## [RECORDS FOR THE TASK]
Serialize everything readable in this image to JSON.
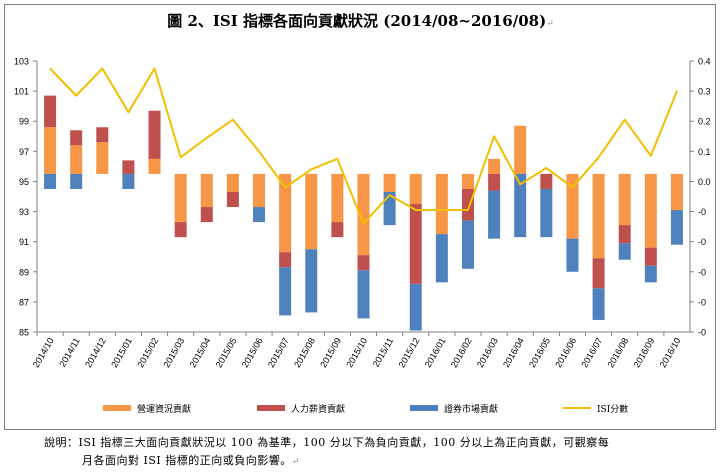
{
  "title": "圖 2、ISI 指標各面向貢獻狀況 (2014/08~2016/08)",
  "title_mark": "↵",
  "note": {
    "line1": "說明：ISI 指標三大面向貢獻狀況以 100 為基準，100 分以下為負向貢獻，100 分以上為正向貢獻，可觀察每",
    "line2": "月各面向對 ISI 指標的正向或負向影響。",
    "line2_mark": "↵"
  },
  "colors": {
    "operations": "#f79646",
    "hr": "#c0504d",
    "service": "#4f81bd",
    "isi": "#f2c000"
  },
  "chart_data": {
    "type": "bar",
    "title": "圖 2、ISI 指標各面向貢獻狀況 (2014/08~2016/08)",
    "categories": [
      "2014/10",
      "2014/11",
      "2014/12",
      "2015/01",
      "2015/02",
      "2015/03",
      "2015/04",
      "2015/05",
      "2015/06",
      "2015/07",
      "2015/08",
      "2015/09",
      "2015/10",
      "2015/11",
      "2015/12",
      "2016/01",
      "2016/02",
      "2016/03",
      "2016/04",
      "2016/05",
      "2016/06",
      "2016/07",
      "2016/08",
      "2016/09",
      "2016/10"
    ],
    "ylim": [
      85,
      103
    ],
    "yticks": [
      "85",
      "87",
      "89",
      "91",
      "93",
      "95",
      "97",
      "99",
      "101",
      "103"
    ],
    "y2ticks": [
      "0.4",
      "0.3",
      "0.2",
      "0.1",
      "0.0",
      "-0",
      "-0",
      "-0",
      "-0",
      "-0"
    ],
    "baseline": 95.5,
    "stacked": true,
    "series": [
      {
        "name": "營運資況貢獻",
        "key": "operations",
        "values": [
          3.1,
          1.9,
          2.1,
          0.0,
          1.0,
          -3.2,
          -2.2,
          -1.2,
          -2.2,
          -5.2,
          -5.0,
          -3.2,
          -5.4,
          -1.2,
          -2.0,
          -4.0,
          -1.0,
          1.0,
          3.2,
          0.0,
          -4.3,
          -5.6,
          -3.4,
          -4.9,
          -2.4
        ]
      },
      {
        "name": "人力薪資貢獻",
        "key": "hr",
        "values": [
          2.1,
          1.0,
          1.0,
          0.9,
          3.2,
          -1.0,
          -1.0,
          -1.0,
          0.0,
          -1.0,
          0.0,
          -1.0,
          -1.0,
          0.0,
          -5.3,
          0.0,
          -2.1,
          -1.1,
          0.0,
          -1.0,
          0.0,
          -2.0,
          -1.2,
          -1.2,
          0.0
        ]
      },
      {
        "name": "證券市場貢獻",
        "key": "service",
        "values": [
          -1.0,
          -1.0,
          0.0,
          -1.0,
          0.0,
          0.0,
          0.0,
          0.0,
          -1.0,
          -3.2,
          -4.2,
          0.0,
          -3.2,
          -2.2,
          -3.1,
          -3.2,
          -3.2,
          -3.2,
          -4.2,
          -3.2,
          -2.2,
          -2.1,
          -1.1,
          -1.1,
          -2.3
        ]
      },
      {
        "name": "ISI分數",
        "key": "isi",
        "type": "line",
        "axis": "left",
        "values": [
          102.5,
          100.7,
          102.5,
          99.6,
          102.5,
          96.6,
          97.9,
          99.1,
          97.0,
          94.6,
          95.8,
          96.5,
          92.2,
          94.1,
          93.1,
          93.1,
          93.1,
          98.0,
          94.8,
          95.9,
          94.6,
          96.6,
          99.1,
          96.7,
          101.0
        ]
      }
    ],
    "legend": [
      "營運資況貢獻",
      "人力薪資貢獻",
      "證券市場貢獻",
      "ISI分數"
    ],
    "legend_position": "bottom",
    "grid": false
  }
}
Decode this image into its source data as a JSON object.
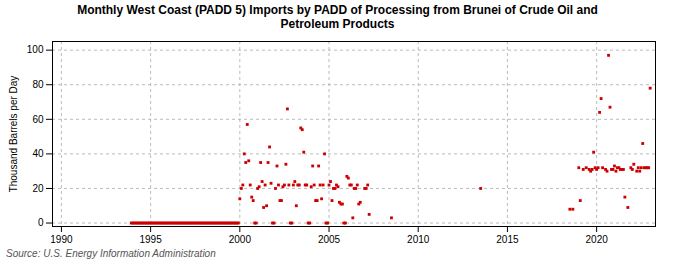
{
  "chart_data": {
    "type": "scatter",
    "title": "Monthly West Coast (PADD 5) Imports by PADD of Processing from Brunei of Crude Oil and\nPetroleum Products",
    "ylabel": "Thousand Barrels per Day",
    "source": "Source: U.S. Energy Information Administration",
    "color": "#cc0000",
    "marker": "square",
    "grid": true,
    "xlim": [
      1989.5,
      2023.3
    ],
    "ylim": [
      -2,
      105
    ],
    "xticks": [
      1990,
      1995,
      2000,
      2005,
      2010,
      2015,
      2020
    ],
    "yticks": [
      0,
      20,
      40,
      60,
      80,
      100
    ],
    "x": [
      1993.917,
      1994.0,
      1994.083,
      1994.167,
      1994.25,
      1994.333,
      1994.417,
      1994.5,
      1994.583,
      1994.667,
      1994.75,
      1994.833,
      1994.917,
      1995.0,
      1995.083,
      1995.167,
      1995.25,
      1995.333,
      1995.417,
      1995.5,
      1995.583,
      1995.667,
      1995.75,
      1995.833,
      1995.917,
      1996.0,
      1996.083,
      1996.167,
      1996.25,
      1996.333,
      1996.417,
      1996.5,
      1996.583,
      1996.667,
      1996.75,
      1996.833,
      1996.917,
      1997.0,
      1997.083,
      1997.167,
      1997.25,
      1997.333,
      1997.417,
      1997.5,
      1997.583,
      1997.667,
      1997.75,
      1997.833,
      1997.917,
      1998.0,
      1998.083,
      1998.167,
      1998.25,
      1998.333,
      1998.417,
      1998.5,
      1998.583,
      1998.667,
      1998.75,
      1998.833,
      1998.917,
      1999.0,
      1999.083,
      1999.167,
      1999.25,
      1999.333,
      1999.417,
      1999.5,
      1999.583,
      1999.667,
      1999.75,
      1999.833,
      1999.917,
      2000.0,
      2000.083,
      2000.167,
      2000.25,
      2000.333,
      2000.417,
      2000.5,
      2000.583,
      2000.667,
      2000.75,
      2000.833,
      2000.917,
      2001.0,
      2001.083,
      2001.167,
      2001.25,
      2001.333,
      2001.417,
      2001.5,
      2001.583,
      2001.667,
      2001.75,
      2001.833,
      2001.917,
      2002.0,
      2002.083,
      2002.167,
      2002.25,
      2002.333,
      2002.417,
      2002.5,
      2002.583,
      2002.667,
      2002.75,
      2002.833,
      2002.917,
      2003.0,
      2003.083,
      2003.167,
      2003.25,
      2003.333,
      2003.417,
      2003.5,
      2003.583,
      2003.667,
      2003.75,
      2003.833,
      2003.917,
      2004.0,
      2004.083,
      2004.167,
      2004.25,
      2004.333,
      2004.417,
      2004.5,
      2004.583,
      2004.667,
      2004.75,
      2004.833,
      2004.917,
      2005.0,
      2005.083,
      2005.167,
      2005.25,
      2005.333,
      2005.417,
      2005.5,
      2005.583,
      2005.667,
      2005.75,
      2005.833,
      2005.917,
      2006.0,
      2006.083,
      2006.167,
      2006.25,
      2006.333,
      2006.417,
      2006.5,
      2006.583,
      2006.667,
      2006.75,
      2007.0,
      2007.083,
      2007.167,
      2007.25,
      2008.5,
      2013.5,
      2018.5,
      2018.667,
      2019.0,
      2019.083,
      2019.25,
      2019.417,
      2019.583,
      2019.667,
      2019.75,
      2019.833,
      2019.917,
      2020.0,
      2020.083,
      2020.167,
      2020.25,
      2020.333,
      2020.5,
      2020.583,
      2020.667,
      2020.75,
      2020.833,
      2020.917,
      2021.0,
      2021.083,
      2021.167,
      2021.25,
      2021.333,
      2021.417,
      2021.5,
      2021.583,
      2021.75,
      2021.917,
      2022.0,
      2022.083,
      2022.25,
      2022.333,
      2022.417,
      2022.5,
      2022.583,
      2022.667,
      2022.75,
      2022.833,
      2022.917,
      2023.0
    ],
    "values": [
      0,
      0,
      0,
      0,
      0,
      0,
      0,
      0,
      0,
      0,
      0,
      0,
      0,
      0,
      0,
      0,
      0,
      0,
      0,
      0,
      0,
      0,
      0,
      0,
      0,
      0,
      0,
      0,
      0,
      0,
      0,
      0,
      0,
      0,
      0,
      0,
      0,
      0,
      0,
      0,
      0,
      0,
      0,
      0,
      0,
      0,
      0,
      0,
      0,
      0,
      0,
      0,
      0,
      0,
      0,
      0,
      0,
      0,
      0,
      0,
      0,
      0,
      0,
      0,
      0,
      0,
      0,
      0,
      0,
      0,
      0,
      0,
      0,
      14,
      20,
      22,
      40,
      35,
      57,
      36,
      22,
      15,
      13,
      0,
      0,
      20,
      21,
      35,
      24,
      9,
      22,
      10,
      35,
      44,
      23,
      0,
      0,
      20,
      33,
      22,
      13,
      13,
      21,
      22,
      34,
      66,
      22,
      0,
      0,
      22,
      24,
      10,
      22,
      22,
      55,
      54,
      41,
      22,
      22,
      0,
      0,
      21,
      33,
      22,
      13,
      13,
      33,
      22,
      14,
      22,
      40,
      0,
      0,
      22,
      24,
      13,
      20,
      20,
      22,
      21,
      12,
      11,
      11,
      0,
      0,
      27,
      26,
      22,
      22,
      3,
      20,
      20,
      22,
      11,
      12,
      20,
      20,
      22,
      5,
      3,
      20,
      8,
      8,
      32,
      13,
      31,
      32,
      31,
      30,
      31,
      41,
      32,
      31,
      32,
      64,
      72,
      32,
      31,
      30,
      97,
      67,
      31,
      31,
      33,
      30,
      32,
      32,
      31,
      31,
      31,
      15,
      9,
      32,
      31,
      34,
      30,
      32,
      30,
      32,
      46,
      32,
      32,
      32,
      32,
      78
    ]
  }
}
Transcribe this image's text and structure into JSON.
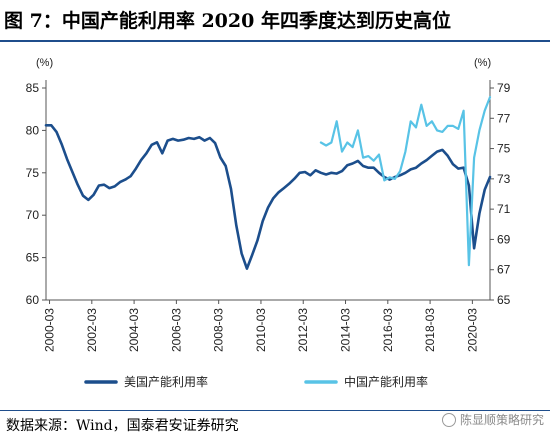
{
  "title": "图 7：中国产能利用率 2020 年四季度达到历史高位",
  "source": "数据来源：Wind，国泰君安证券研究",
  "watermark": "陈显顺策略研究",
  "colors": {
    "us": "#1c4e8c",
    "china": "#58c3e6",
    "rule": "#1f4e8c"
  },
  "chart_data": {
    "type": "line",
    "title": "",
    "left_axis": {
      "unit": "(%)",
      "ylim": [
        60,
        85
      ],
      "ticks": [
        60,
        65,
        70,
        75,
        80,
        85
      ]
    },
    "right_axis": {
      "unit": "(%)",
      "ylim": [
        65,
        79
      ],
      "ticks": [
        65,
        67,
        69,
        71,
        73,
        75,
        77,
        79
      ]
    },
    "x_ticks": [
      "2000-03",
      "2002-03",
      "2004-03",
      "2006-03",
      "2008-03",
      "2010-03",
      "2012-03",
      "2014-03",
      "2016-03",
      "2018-03",
      "2020-03"
    ],
    "xlim": [
      2000.0,
      2021.0
    ],
    "legend_placement": "bottom",
    "series": [
      {
        "name": "美国产能利用率",
        "axis": "left",
        "x": [
          2000.0,
          2000.25,
          2000.5,
          2000.75,
          2001.0,
          2001.25,
          2001.5,
          2001.75,
          2002.0,
          2002.25,
          2002.5,
          2002.75,
          2003.0,
          2003.25,
          2003.5,
          2003.75,
          2004.0,
          2004.25,
          2004.5,
          2004.75,
          2005.0,
          2005.25,
          2005.5,
          2005.75,
          2006.0,
          2006.25,
          2006.5,
          2006.75,
          2007.0,
          2007.25,
          2007.5,
          2007.75,
          2008.0,
          2008.25,
          2008.5,
          2008.75,
          2009.0,
          2009.25,
          2009.5,
          2009.75,
          2010.0,
          2010.25,
          2010.5,
          2010.75,
          2011.0,
          2011.25,
          2011.5,
          2011.75,
          2012.0,
          2012.25,
          2012.5,
          2012.75,
          2013.0,
          2013.25,
          2013.5,
          2013.75,
          2014.0,
          2014.25,
          2014.5,
          2014.75,
          2015.0,
          2015.25,
          2015.5,
          2015.75,
          2016.0,
          2016.25,
          2016.5,
          2016.75,
          2017.0,
          2017.25,
          2017.5,
          2017.75,
          2018.0,
          2018.25,
          2018.5,
          2018.75,
          2019.0,
          2019.25,
          2019.5,
          2019.75,
          2020.0,
          2020.25,
          2020.5,
          2020.75,
          2021.0
        ],
        "values": [
          80.6,
          80.6,
          79.8,
          78.3,
          76.6,
          75.1,
          73.6,
          72.3,
          71.8,
          72.4,
          73.5,
          73.6,
          73.2,
          73.4,
          73.9,
          74.2,
          74.6,
          75.5,
          76.5,
          77.3,
          78.3,
          78.6,
          77.3,
          78.8,
          79.0,
          78.8,
          78.9,
          79.1,
          79.0,
          79.2,
          78.8,
          79.1,
          78.5,
          76.8,
          75.8,
          73.1,
          68.8,
          65.5,
          63.7,
          65.3,
          67.0,
          69.3,
          70.9,
          72.0,
          72.7,
          73.2,
          73.7,
          74.3,
          75.0,
          75.1,
          74.7,
          75.3,
          75.0,
          74.8,
          75.0,
          74.9,
          75.2,
          75.9,
          76.1,
          76.4,
          75.8,
          75.6,
          75.6,
          75.0,
          74.5,
          74.2,
          74.5,
          74.7,
          75.0,
          75.4,
          75.6,
          76.1,
          76.5,
          77.0,
          77.5,
          77.7,
          77.0,
          76.0,
          75.5,
          75.6,
          73.5,
          66.1,
          70.2,
          73.0,
          74.5
        ]
      },
      {
        "name": "中国产能利用率",
        "axis": "right",
        "x": [
          2013.0,
          2013.25,
          2013.5,
          2013.75,
          2014.0,
          2014.25,
          2014.5,
          2014.75,
          2015.0,
          2015.25,
          2015.5,
          2015.75,
          2016.0,
          2016.25,
          2016.5,
          2016.75,
          2017.0,
          2017.25,
          2017.5,
          2017.75,
          2018.0,
          2018.25,
          2018.5,
          2018.75,
          2019.0,
          2019.25,
          2019.5,
          2019.75,
          2020.0,
          2020.25,
          2020.5,
          2020.75,
          2021.0
        ],
        "values": [
          75.4,
          75.2,
          75.4,
          76.8,
          74.8,
          75.4,
          75.1,
          76.2,
          74.4,
          74.5,
          74.2,
          74.6,
          72.9,
          73.1,
          73.0,
          73.5,
          74.8,
          76.8,
          76.4,
          77.9,
          76.5,
          76.8,
          76.2,
          76.1,
          76.5,
          76.5,
          76.3,
          77.5,
          67.3,
          74.4,
          76.2,
          77.5,
          78.4
        ]
      }
    ]
  }
}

## [WRITTEN REQUEST]
Gather each line of the records holding the string "指標各面向貢獻狀況".

## [EXERCISE RESPONSE]
  "title": "圖 2、ISI 指標各面向貢獻狀況 (2014/08~2016/08)",
    "title": "圖 2、ISI 指標各面向貢獻狀況 (2014/08~2016/08)",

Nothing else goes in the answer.